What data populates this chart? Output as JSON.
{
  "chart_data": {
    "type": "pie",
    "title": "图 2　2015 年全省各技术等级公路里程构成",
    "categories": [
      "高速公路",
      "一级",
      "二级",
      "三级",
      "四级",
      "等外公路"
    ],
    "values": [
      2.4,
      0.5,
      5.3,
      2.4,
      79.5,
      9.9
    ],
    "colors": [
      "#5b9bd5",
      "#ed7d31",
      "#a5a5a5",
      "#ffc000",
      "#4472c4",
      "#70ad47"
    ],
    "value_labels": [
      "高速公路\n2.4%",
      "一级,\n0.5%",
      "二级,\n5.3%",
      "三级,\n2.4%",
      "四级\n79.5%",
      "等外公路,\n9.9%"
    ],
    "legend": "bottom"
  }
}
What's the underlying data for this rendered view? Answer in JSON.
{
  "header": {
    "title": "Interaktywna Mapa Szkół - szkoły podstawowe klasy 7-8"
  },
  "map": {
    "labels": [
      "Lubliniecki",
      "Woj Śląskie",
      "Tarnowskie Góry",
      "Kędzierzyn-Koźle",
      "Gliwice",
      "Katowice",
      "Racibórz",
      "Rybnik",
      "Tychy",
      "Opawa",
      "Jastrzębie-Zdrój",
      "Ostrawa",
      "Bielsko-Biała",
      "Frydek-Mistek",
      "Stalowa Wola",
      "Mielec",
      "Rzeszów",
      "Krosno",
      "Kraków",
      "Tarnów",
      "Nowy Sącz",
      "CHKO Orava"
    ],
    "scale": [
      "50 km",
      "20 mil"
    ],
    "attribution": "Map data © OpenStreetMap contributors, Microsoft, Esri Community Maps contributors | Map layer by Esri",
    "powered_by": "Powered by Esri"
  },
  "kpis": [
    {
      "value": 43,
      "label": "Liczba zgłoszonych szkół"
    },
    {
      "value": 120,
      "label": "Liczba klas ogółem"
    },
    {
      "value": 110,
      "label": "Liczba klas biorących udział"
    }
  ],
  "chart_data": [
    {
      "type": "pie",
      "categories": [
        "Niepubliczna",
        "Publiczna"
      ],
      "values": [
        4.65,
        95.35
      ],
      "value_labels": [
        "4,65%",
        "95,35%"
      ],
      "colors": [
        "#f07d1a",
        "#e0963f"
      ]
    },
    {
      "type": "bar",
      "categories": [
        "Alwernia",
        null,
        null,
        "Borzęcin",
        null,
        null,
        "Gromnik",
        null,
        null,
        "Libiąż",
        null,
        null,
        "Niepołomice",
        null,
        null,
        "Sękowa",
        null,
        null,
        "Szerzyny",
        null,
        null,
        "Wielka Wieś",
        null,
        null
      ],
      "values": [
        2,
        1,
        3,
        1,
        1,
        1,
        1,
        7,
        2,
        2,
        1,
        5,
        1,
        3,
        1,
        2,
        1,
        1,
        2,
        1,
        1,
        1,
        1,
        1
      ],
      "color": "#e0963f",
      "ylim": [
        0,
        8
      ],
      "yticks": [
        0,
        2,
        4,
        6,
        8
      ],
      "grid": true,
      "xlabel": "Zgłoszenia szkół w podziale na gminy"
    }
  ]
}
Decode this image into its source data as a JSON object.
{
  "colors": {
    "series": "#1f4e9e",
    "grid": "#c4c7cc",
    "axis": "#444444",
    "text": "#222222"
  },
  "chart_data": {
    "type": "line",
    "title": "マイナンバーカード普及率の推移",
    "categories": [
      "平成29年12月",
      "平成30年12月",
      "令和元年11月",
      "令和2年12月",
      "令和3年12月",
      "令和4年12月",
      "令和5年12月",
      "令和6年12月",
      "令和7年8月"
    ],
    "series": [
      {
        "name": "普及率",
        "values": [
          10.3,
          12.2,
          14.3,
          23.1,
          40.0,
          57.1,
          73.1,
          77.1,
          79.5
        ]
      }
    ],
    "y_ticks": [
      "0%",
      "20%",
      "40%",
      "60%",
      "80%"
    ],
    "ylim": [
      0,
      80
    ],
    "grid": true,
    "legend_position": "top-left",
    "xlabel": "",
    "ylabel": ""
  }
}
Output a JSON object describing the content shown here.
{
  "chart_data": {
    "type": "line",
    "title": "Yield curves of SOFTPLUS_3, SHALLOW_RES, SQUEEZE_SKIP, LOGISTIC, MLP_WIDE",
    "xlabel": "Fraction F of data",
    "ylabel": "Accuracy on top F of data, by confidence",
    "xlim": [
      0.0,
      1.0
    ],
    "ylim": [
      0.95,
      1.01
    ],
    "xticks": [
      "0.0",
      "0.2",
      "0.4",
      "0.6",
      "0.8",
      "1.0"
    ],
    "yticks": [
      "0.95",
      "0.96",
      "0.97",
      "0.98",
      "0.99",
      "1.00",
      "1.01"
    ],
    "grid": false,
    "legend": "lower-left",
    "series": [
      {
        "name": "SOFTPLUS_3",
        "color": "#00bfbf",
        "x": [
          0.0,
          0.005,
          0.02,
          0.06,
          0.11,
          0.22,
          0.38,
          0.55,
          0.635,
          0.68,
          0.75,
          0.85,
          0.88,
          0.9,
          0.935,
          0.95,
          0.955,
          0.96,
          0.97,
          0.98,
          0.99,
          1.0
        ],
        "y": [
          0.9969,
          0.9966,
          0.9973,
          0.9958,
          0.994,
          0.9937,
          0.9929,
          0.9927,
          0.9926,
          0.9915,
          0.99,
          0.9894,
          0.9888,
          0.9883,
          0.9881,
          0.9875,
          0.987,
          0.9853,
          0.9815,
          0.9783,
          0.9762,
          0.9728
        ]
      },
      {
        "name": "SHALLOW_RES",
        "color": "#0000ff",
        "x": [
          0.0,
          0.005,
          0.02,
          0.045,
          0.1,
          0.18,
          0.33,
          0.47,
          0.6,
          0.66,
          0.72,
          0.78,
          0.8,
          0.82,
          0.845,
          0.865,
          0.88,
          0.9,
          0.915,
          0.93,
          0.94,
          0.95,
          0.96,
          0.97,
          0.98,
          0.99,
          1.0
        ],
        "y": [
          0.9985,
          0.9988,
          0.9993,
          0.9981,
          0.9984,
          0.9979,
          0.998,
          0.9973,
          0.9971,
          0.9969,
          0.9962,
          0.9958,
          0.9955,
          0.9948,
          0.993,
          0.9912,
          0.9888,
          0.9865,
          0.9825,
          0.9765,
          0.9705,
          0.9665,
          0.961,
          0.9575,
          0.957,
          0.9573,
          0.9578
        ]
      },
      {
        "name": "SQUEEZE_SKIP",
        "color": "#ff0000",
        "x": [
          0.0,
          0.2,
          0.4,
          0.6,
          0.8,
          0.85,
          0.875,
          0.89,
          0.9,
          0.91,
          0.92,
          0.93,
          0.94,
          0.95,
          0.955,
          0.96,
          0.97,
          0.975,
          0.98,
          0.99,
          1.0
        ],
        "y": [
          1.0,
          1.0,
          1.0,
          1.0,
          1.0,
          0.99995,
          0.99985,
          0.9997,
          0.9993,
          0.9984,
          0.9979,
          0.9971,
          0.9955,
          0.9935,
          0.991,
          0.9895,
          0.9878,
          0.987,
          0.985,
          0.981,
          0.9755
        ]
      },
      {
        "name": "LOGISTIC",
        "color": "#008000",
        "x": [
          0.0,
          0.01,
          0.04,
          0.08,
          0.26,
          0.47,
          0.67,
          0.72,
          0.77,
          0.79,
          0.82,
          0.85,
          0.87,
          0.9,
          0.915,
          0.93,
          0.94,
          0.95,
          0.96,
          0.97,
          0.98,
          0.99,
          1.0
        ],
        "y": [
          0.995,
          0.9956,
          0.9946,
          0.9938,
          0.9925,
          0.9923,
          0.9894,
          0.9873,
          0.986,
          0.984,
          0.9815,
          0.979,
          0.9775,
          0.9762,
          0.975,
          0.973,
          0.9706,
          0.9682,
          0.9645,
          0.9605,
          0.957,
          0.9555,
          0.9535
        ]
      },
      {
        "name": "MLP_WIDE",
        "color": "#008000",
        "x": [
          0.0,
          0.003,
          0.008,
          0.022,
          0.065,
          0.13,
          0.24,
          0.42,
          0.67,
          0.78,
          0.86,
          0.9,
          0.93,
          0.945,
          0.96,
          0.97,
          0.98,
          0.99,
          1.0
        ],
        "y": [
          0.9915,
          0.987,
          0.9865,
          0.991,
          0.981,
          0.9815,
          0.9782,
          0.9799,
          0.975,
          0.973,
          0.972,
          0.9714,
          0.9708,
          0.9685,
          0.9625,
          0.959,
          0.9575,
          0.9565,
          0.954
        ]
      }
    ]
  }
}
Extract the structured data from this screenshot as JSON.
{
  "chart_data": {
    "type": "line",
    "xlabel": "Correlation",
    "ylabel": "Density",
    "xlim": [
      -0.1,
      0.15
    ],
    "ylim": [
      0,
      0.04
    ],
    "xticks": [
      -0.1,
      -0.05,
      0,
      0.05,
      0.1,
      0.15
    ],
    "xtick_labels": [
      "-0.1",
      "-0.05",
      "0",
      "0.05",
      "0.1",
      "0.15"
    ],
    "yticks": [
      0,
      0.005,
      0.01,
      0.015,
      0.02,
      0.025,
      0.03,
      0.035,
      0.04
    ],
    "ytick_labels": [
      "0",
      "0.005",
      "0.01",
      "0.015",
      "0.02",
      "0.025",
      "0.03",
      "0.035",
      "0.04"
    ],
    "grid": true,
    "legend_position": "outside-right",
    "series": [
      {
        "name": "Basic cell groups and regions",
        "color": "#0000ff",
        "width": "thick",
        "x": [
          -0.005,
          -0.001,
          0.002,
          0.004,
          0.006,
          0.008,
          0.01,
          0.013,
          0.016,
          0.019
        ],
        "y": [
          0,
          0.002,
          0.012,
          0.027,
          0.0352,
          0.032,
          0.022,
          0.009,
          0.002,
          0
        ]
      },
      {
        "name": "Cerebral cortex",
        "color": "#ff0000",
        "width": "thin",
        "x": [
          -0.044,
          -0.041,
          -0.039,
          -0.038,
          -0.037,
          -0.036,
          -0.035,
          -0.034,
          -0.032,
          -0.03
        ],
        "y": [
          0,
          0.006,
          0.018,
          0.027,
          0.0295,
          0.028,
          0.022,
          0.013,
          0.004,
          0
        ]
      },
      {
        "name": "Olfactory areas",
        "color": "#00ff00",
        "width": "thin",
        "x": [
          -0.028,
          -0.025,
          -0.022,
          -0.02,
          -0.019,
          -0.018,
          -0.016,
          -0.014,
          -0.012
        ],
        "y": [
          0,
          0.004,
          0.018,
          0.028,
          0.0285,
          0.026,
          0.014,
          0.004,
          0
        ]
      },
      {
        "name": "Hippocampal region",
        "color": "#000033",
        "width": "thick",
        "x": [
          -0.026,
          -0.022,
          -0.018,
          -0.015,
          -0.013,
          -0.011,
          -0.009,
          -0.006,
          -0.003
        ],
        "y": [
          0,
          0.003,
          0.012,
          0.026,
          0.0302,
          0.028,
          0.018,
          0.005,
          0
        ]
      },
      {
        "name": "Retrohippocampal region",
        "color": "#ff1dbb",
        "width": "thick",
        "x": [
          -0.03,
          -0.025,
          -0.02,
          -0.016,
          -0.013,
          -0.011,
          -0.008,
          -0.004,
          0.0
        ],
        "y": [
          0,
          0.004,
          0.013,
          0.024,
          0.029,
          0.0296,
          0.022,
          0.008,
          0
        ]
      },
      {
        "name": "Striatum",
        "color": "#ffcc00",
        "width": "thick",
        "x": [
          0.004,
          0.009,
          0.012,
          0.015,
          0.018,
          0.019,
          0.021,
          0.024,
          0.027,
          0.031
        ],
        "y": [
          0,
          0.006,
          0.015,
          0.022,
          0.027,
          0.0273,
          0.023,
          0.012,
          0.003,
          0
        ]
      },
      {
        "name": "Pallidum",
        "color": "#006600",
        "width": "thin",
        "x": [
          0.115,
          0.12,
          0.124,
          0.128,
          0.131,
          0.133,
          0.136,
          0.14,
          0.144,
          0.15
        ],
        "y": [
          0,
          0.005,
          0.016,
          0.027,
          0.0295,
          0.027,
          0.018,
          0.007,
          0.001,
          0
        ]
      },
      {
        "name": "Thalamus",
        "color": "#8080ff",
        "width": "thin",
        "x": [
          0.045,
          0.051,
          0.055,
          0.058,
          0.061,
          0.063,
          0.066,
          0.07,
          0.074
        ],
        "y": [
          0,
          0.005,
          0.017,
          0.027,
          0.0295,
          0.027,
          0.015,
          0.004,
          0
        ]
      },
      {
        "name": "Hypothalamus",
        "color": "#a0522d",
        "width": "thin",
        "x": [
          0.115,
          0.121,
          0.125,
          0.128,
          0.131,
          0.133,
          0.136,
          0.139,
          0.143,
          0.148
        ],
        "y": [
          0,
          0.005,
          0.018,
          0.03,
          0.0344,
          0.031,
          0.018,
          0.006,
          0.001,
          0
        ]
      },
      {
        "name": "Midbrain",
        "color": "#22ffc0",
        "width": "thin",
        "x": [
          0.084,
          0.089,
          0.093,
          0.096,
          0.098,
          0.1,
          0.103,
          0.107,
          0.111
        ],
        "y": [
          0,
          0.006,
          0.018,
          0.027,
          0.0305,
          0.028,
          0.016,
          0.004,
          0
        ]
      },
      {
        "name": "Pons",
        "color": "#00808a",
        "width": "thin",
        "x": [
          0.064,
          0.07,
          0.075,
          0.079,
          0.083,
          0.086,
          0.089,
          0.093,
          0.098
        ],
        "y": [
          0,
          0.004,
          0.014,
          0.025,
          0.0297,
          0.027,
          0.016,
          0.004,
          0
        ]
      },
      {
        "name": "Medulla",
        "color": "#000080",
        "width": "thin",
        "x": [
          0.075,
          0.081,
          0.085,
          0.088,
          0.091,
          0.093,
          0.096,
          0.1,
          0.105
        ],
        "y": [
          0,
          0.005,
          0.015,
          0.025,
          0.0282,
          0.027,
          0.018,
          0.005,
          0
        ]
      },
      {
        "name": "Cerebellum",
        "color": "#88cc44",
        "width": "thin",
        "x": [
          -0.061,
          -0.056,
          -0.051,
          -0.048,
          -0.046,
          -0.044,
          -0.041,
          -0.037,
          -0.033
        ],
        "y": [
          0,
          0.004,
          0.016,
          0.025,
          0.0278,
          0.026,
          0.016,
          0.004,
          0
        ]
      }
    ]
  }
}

================

** Your goal **
Identify each line in the entries with the word "What" and copy it.

** Result of the exercise **
What data populates this chart? Output as JSON.
What's the underlying data for this rendered view? Answer in JSON.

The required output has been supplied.